------ Texte du document

Cracher : « Il y a quatre cents ans à peine l'habitude de cracher n'était pas moins répandue ni moins naturelle
en Occident. Les « contenances de table » latines aussi bien qu'anglaises, françaises et allemandes prouvent
que cracher n'était pas seulement, au Moyen-Âge, une coutume acceptée mais un besoin quasi universel.
Même la couche chevaleresque-courtoise semble tenir pour parfaitement normal de cracher fréquemment. La
restriction essentielle qu'on s'impose est de ne pas cracher sur la table et par-dessus la table, mais sous table.
On précise aussi qu'il ne faut pas cracher dans la cuvette quand on se lave les mains ou la bouche, mais à
côté. Ces interdictions sont répétées avec une telle insistance dans tous les traités de savoir-vivre et de
courtoisie qu'on peut aisément en conclure que la « mauvaise habitude » visée par ces interdictions était fort
répandue. La pression sociale qui s'exerçait au Moyen-Âge contre ces abus n'était jamais assez forte ni le
conditionnement assez astreignant pour qu'elles aient disparu de la vie en société. (…) Au XVIe siècle ; la
pression de la société s'accentue. Il est impérieux de mettre le pied sur le crachat. L'utilisation du mouchoir
est évoquée comme une possibilité et non comme une obligation pour dissimuler un geste qui commence à
être ressenti comme « pénible ». (…) En 1774, on juge déjà l'habitude de cracher pénible et on n'aime plus en
parler. En 1859 enfin, « cracher est en tout lieu une habitude dégoûtante ». Il n'en reste pas moins que le
crachoir, dispositif technique destiné à « canaliser » cette habitude conformément à la progression du seuil de
la sensibilité aux expériences « pénibles », occupe, tout au long du XIXe siècle, encore une place importante
à l'intérieur de la demeure. Cabanès rappelle en 1910 qu'au départ attirail de prestige, le crachoir a accédé
peu à peu à la fonction d'objet d'usage intime. Mais on a fini par s'en passer aussi. Dans un large secteur de la
société occidentale, le besoin même de cracher semble avoir disparu ».

------------

Consigne: Imprimez mot pour mot le passage du texte sur l'habitude de cracher, en commençant à « Même la couche » et en terminant à « mais sous table. ».

------ Lignes de données

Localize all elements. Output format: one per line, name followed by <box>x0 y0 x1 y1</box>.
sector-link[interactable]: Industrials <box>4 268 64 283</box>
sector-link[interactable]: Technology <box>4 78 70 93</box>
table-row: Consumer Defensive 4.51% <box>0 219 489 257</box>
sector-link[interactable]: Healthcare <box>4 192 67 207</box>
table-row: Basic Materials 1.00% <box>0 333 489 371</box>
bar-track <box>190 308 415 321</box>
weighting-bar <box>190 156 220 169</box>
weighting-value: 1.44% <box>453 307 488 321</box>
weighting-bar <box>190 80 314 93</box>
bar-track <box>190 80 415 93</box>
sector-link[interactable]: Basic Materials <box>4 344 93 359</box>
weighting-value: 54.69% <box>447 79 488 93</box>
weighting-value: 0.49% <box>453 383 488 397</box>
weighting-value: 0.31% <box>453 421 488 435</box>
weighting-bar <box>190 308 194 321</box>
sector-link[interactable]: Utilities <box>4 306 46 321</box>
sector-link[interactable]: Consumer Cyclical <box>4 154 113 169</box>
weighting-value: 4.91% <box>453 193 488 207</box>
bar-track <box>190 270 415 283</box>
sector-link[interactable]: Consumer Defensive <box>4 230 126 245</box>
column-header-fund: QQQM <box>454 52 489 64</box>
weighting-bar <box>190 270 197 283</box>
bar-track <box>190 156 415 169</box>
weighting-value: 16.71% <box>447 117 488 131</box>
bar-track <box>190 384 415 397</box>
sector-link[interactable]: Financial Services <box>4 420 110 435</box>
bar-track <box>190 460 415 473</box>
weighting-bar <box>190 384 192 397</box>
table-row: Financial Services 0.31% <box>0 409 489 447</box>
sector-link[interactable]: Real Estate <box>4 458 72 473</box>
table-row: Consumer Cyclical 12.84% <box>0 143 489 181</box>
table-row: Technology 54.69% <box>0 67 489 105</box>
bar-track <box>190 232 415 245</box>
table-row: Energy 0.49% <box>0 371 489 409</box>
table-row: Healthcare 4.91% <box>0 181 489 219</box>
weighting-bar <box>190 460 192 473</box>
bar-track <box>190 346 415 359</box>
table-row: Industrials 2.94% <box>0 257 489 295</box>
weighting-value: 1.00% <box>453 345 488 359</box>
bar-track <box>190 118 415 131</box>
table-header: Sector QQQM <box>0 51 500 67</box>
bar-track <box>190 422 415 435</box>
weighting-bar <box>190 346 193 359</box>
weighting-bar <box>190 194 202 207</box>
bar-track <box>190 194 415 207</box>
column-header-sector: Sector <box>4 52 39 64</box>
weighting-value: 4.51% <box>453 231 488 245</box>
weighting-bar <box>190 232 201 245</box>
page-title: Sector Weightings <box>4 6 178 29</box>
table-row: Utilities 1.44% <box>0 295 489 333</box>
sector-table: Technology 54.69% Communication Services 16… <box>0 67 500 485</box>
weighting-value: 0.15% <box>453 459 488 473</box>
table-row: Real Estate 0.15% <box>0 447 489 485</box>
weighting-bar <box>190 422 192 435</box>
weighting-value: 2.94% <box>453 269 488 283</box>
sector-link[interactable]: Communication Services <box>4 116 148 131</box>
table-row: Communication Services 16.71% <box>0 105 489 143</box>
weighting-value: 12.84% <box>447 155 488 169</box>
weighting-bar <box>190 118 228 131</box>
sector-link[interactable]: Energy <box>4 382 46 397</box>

------------

Réponse:
Même la couche chevaleresque-courtoise semble tenir pour parfaitement normal de cracher fréquemment. La
restriction essentielle qu'on s'impose est de ne pas cracher sur la table et par-dessus la table, mais sous table.